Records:
___
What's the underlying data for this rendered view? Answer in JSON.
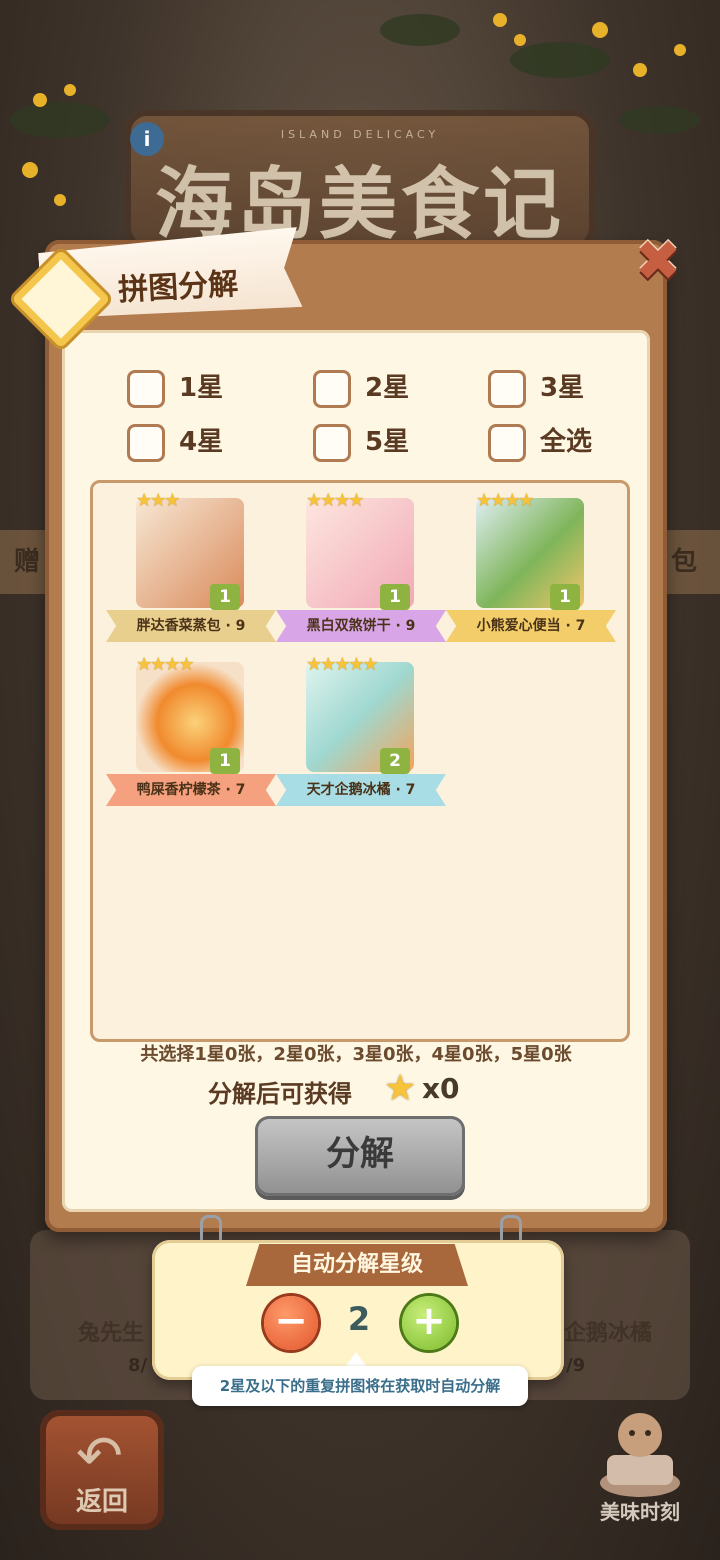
{
  "background": {
    "title": "海岛美食记",
    "subtitle": "ISLAND DELICACY",
    "info_icon": "i",
    "side_left": "赠",
    "side_right": "包",
    "lower_left_label": "兔先生",
    "lower_right_label": "企鹅冰橘",
    "lower_left_count": "8/",
    "lower_right_count": "/9",
    "back_label": "返回",
    "moment_label": "美味时刻"
  },
  "dialog": {
    "title": "拼图分解",
    "close_icon": "close-x",
    "filters": [
      {
        "label": "1星",
        "checked": false
      },
      {
        "label": "2星",
        "checked": false
      },
      {
        "label": "3星",
        "checked": false
      },
      {
        "label": "4星",
        "checked": false
      },
      {
        "label": "5星",
        "checked": false
      },
      {
        "label": "全选",
        "checked": false
      }
    ],
    "cards": [
      {
        "stars": "★★★",
        "count": "1",
        "name": "胖达香菜蒸包 · 9",
        "ribbon_color": "#e9cf8e",
        "art_color": "#d98a5a"
      },
      {
        "stars": "★★★★",
        "count": "1",
        "name": "黑白双煞饼干 · 9",
        "ribbon_color": "#d8a6e6",
        "art_color": "#f1a9b6"
      },
      {
        "stars": "★★★★",
        "count": "1",
        "name": "小熊爱心便当 · 7",
        "ribbon_color": "#f2cd6a",
        "art_color": "#7fb55a"
      },
      {
        "stars": "★★★★",
        "count": "1",
        "name": "鸭屎香柠檬茶 · 7",
        "ribbon_color": "#f5a07e",
        "art_color": "#f18a2e"
      },
      {
        "stars": "★★★★★",
        "count": "2",
        "name": "天才企鹅冰橘 · 7",
        "ribbon_color": "#a9dde6",
        "art_color": "#9fd8d0"
      }
    ],
    "summary": "共选择1星0张，2星0张，3星0张，4星0张，5星0张",
    "gain_label": "分解后可获得",
    "gain_icon": "star-icon",
    "gain_value": "x0",
    "decompose_label": "分解"
  },
  "auto": {
    "title": "自动分解星级",
    "minus": "−",
    "plus": "+",
    "level": "2",
    "hint": "2星及以下的重复拼图将在获取时自动分解"
  }
}
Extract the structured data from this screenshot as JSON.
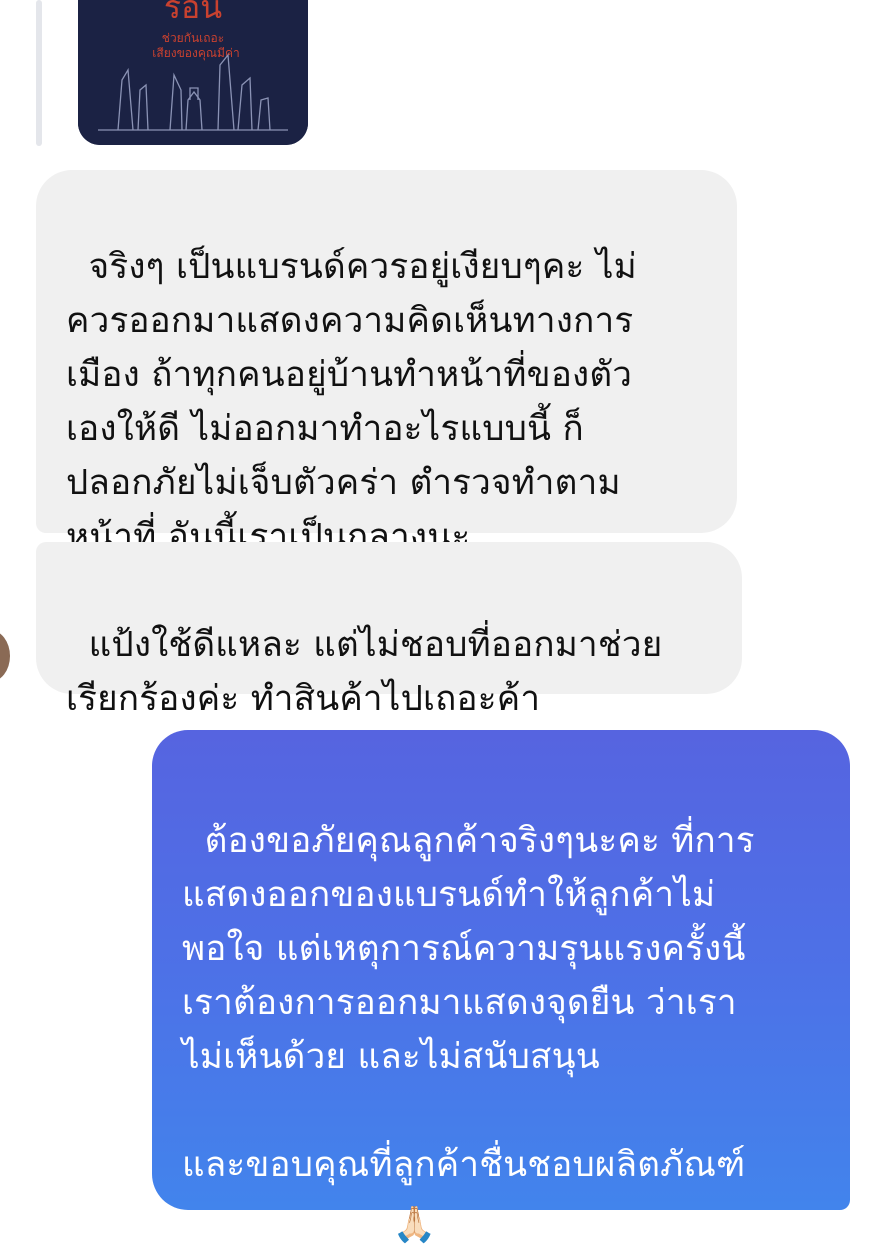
{
  "thread": {
    "shared_image": {
      "title": "ร้อน",
      "subtitle_line1": "ช่วยกันเถอะ",
      "subtitle_line2": "เสียงของคุณมีค่า"
    },
    "messages": [
      {
        "sender": "customer",
        "text": "จริงๆ เป็นแบรนด์ควรอยู่เงียบๆคะ ไม่\nควรออกมาแสดงความคิดเห็นทางการ\nเมือง ถ้าทุกคนอยู่บ้านทำหน้าที่ของตัว\nเองให้ดี ไม่ออกมาทำอะไรแบบนี้ ก็\nปลอกภัยไม่เจ็บตัวคร่า ตำรวจทำตาม\nหน้าที่ อันนี้เราเป็นกลางนะ"
      },
      {
        "sender": "customer",
        "text": "แป้งใช้ดีแหละ แต่ไม่ชอบที่ออกมาช่วย\nเรียกร้องค่ะ ทำสินค้าไปเถอะค้า"
      },
      {
        "sender": "brand",
        "text": "ต้องขอภัยคุณลูกค้าจริงๆนะคะ ที่การ\nแสดงออกของแบรนด์ทำให้ลูกค้าไม่\nพอใจ แต่เหตุการณ์ความรุนแรงครั้งนี้\nเราต้องการออกมาแสดงจุดยืน ว่าเรา\nไม่เห็นด้วย และไม่สนับสนุน\n\nและขอบคุณที่ลูกค้าชื่นชอบผลิตภัณฑ์\nของเรานะคะ ",
        "emoji": "🙏🏻",
        "emoji_name": "folded-hands"
      }
    ]
  },
  "colors": {
    "incoming_bubble": "#f0f0f0",
    "outgoing_gradient_top": "#5664e0",
    "outgoing_gradient_bottom": "#4284ec"
  }
}
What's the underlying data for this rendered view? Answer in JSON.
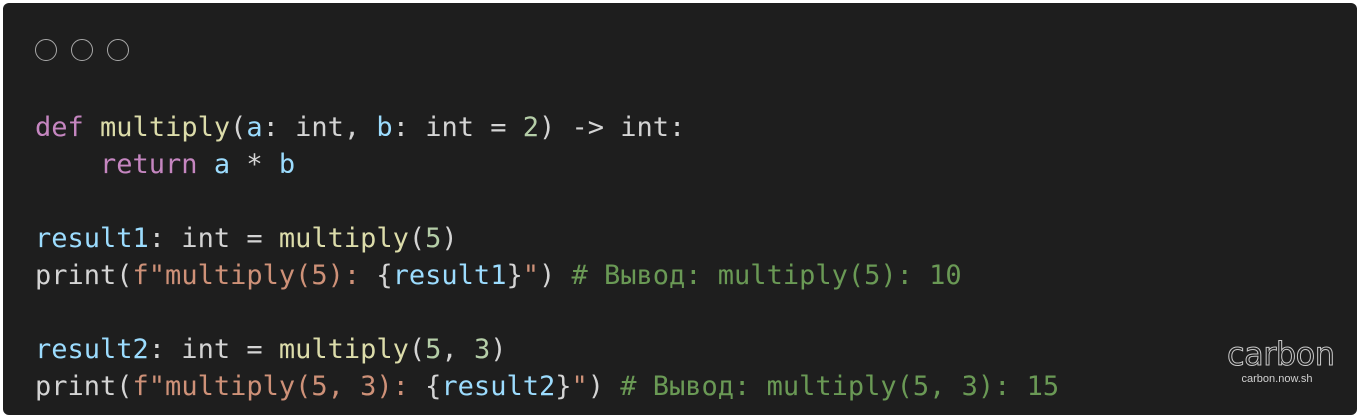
{
  "window": {
    "controls": [
      "close",
      "minimize",
      "maximize"
    ]
  },
  "code": {
    "lines": [
      [
        {
          "t": "def",
          "c": "kw"
        },
        {
          "t": " ",
          "c": "pl"
        },
        {
          "t": "multiply",
          "c": "fn"
        },
        {
          "t": "(",
          "c": "pl"
        },
        {
          "t": "a",
          "c": "var"
        },
        {
          "t": ": int, ",
          "c": "pl"
        },
        {
          "t": "b",
          "c": "var"
        },
        {
          "t": ": int = ",
          "c": "pl"
        },
        {
          "t": "2",
          "c": "num"
        },
        {
          "t": ") -> int:",
          "c": "pl"
        }
      ],
      [
        {
          "t": "    ",
          "c": "pl"
        },
        {
          "t": "return",
          "c": "kw"
        },
        {
          "t": " ",
          "c": "pl"
        },
        {
          "t": "a",
          "c": "var"
        },
        {
          "t": " * ",
          "c": "pl"
        },
        {
          "t": "b",
          "c": "var"
        }
      ],
      [],
      [
        {
          "t": "result1",
          "c": "var"
        },
        {
          "t": ": int = ",
          "c": "pl"
        },
        {
          "t": "multiply",
          "c": "fn"
        },
        {
          "t": "(",
          "c": "pl"
        },
        {
          "t": "5",
          "c": "num"
        },
        {
          "t": ")",
          "c": "pl"
        }
      ],
      [
        {
          "t": "print",
          "c": "pl"
        },
        {
          "t": "(",
          "c": "pl"
        },
        {
          "t": "f\"multiply(5): ",
          "c": "str"
        },
        {
          "t": "{",
          "c": "pl"
        },
        {
          "t": "result1",
          "c": "var"
        },
        {
          "t": "}",
          "c": "pl"
        },
        {
          "t": "\"",
          "c": "str"
        },
        {
          "t": ") ",
          "c": "pl"
        },
        {
          "t": "# Вывод: multiply(5): 10",
          "c": "cmt"
        }
      ],
      [],
      [
        {
          "t": "result2",
          "c": "var"
        },
        {
          "t": ": int = ",
          "c": "pl"
        },
        {
          "t": "multiply",
          "c": "fn"
        },
        {
          "t": "(",
          "c": "pl"
        },
        {
          "t": "5",
          "c": "num"
        },
        {
          "t": ", ",
          "c": "pl"
        },
        {
          "t": "3",
          "c": "num"
        },
        {
          "t": ")",
          "c": "pl"
        }
      ],
      [
        {
          "t": "print",
          "c": "pl"
        },
        {
          "t": "(",
          "c": "pl"
        },
        {
          "t": "f\"multiply(5, 3): ",
          "c": "str"
        },
        {
          "t": "{",
          "c": "pl"
        },
        {
          "t": "result2",
          "c": "var"
        },
        {
          "t": "}",
          "c": "pl"
        },
        {
          "t": "\"",
          "c": "str"
        },
        {
          "t": ") ",
          "c": "pl"
        },
        {
          "t": "# Вывод: multiply(5, 3): 15",
          "c": "cmt"
        }
      ]
    ]
  },
  "branding": {
    "logo": "carbon",
    "url": "carbon.now.sh"
  },
  "colors": {
    "background": "#1e1e1e",
    "keyword": "#c586c0",
    "function": "#dcdcaa",
    "variable": "#9cdcfe",
    "number": "#b5cea8",
    "string": "#ce9178",
    "comment": "#6a9955",
    "plain": "#d4d4d4"
  }
}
___
:: STATED PROBLEM ::
Search the data for "Вывод". Copy every line that has it.

:: CORRECT RESPONSE ::
          "t": "# Вывод: multiply(5): 10",
          "t": "# Вывод: multiply(5, 3): 15",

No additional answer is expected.